Copy all lines holding the word "indicar" from the entries.
────────────────
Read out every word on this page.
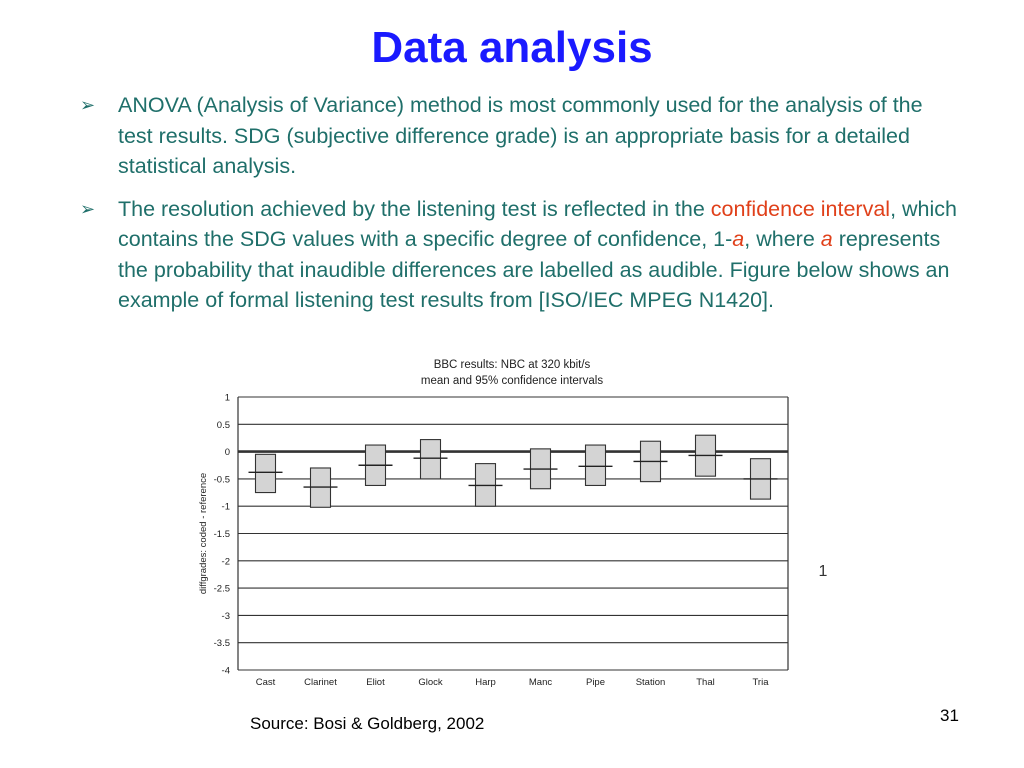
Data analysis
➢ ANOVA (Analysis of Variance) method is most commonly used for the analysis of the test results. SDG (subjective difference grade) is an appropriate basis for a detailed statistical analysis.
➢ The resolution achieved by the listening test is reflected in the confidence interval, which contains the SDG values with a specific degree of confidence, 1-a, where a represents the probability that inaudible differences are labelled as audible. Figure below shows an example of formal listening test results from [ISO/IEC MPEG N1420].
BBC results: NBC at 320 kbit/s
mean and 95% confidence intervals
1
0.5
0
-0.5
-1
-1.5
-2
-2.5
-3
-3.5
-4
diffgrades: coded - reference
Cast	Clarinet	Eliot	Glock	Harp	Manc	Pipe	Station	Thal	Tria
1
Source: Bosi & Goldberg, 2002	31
────────────────
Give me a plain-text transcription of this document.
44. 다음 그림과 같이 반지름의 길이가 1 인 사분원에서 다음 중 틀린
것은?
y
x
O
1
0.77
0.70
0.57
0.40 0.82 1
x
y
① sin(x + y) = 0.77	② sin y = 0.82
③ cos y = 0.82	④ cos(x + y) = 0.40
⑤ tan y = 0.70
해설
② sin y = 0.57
────────────────
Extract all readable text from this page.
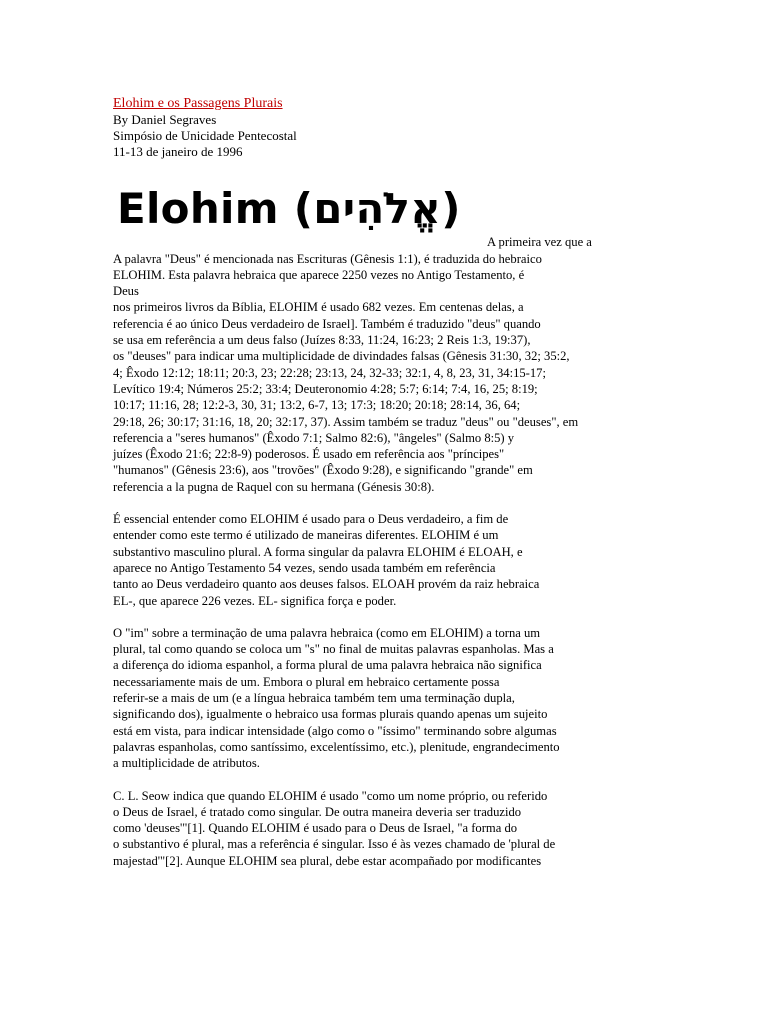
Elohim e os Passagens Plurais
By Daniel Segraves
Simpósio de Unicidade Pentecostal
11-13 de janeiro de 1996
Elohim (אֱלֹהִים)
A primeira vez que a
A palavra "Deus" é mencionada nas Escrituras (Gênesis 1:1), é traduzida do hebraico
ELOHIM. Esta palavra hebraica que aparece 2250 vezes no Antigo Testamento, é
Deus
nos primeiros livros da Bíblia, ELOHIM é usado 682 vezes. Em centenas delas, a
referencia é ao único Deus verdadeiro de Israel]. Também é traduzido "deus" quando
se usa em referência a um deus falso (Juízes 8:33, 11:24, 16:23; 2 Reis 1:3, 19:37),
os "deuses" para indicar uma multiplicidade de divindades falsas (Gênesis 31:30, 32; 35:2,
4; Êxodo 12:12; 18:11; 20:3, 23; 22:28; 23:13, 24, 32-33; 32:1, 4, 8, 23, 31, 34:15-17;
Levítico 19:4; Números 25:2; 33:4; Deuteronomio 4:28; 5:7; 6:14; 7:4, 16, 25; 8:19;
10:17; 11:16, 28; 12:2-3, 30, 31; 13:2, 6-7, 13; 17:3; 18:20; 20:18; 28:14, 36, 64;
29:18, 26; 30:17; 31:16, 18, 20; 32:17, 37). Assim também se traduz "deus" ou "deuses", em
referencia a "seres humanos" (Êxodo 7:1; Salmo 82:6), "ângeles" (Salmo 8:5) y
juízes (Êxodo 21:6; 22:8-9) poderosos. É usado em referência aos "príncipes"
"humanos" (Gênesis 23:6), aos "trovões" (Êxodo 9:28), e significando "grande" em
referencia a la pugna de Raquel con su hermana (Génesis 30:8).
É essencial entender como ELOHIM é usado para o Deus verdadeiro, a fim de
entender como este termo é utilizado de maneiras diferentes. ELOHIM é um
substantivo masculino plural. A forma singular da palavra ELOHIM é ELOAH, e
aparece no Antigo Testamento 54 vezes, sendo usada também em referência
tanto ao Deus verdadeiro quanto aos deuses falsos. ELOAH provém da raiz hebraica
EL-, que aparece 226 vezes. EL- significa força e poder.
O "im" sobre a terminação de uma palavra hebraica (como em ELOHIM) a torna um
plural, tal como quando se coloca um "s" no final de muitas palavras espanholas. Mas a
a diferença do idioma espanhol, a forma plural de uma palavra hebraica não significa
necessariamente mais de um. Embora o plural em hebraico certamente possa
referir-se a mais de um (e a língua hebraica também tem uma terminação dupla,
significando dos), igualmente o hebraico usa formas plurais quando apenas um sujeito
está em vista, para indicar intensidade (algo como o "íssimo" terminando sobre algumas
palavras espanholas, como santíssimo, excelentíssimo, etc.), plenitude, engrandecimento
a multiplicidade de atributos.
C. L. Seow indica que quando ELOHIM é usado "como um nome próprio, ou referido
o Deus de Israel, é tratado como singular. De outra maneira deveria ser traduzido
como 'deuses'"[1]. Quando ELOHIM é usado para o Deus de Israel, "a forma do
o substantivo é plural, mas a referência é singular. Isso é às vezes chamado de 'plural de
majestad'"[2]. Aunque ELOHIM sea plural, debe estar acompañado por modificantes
────────────────
§ **SOLUTION TO THIS PROBLEM**:
os "deuses" para indicar uma multiplicidade de divindades falsas (Gênesis 31:30, 32; 35:2,
está em vista, para indicar intensidade (algo como o "íssimo" terminando sobre algumas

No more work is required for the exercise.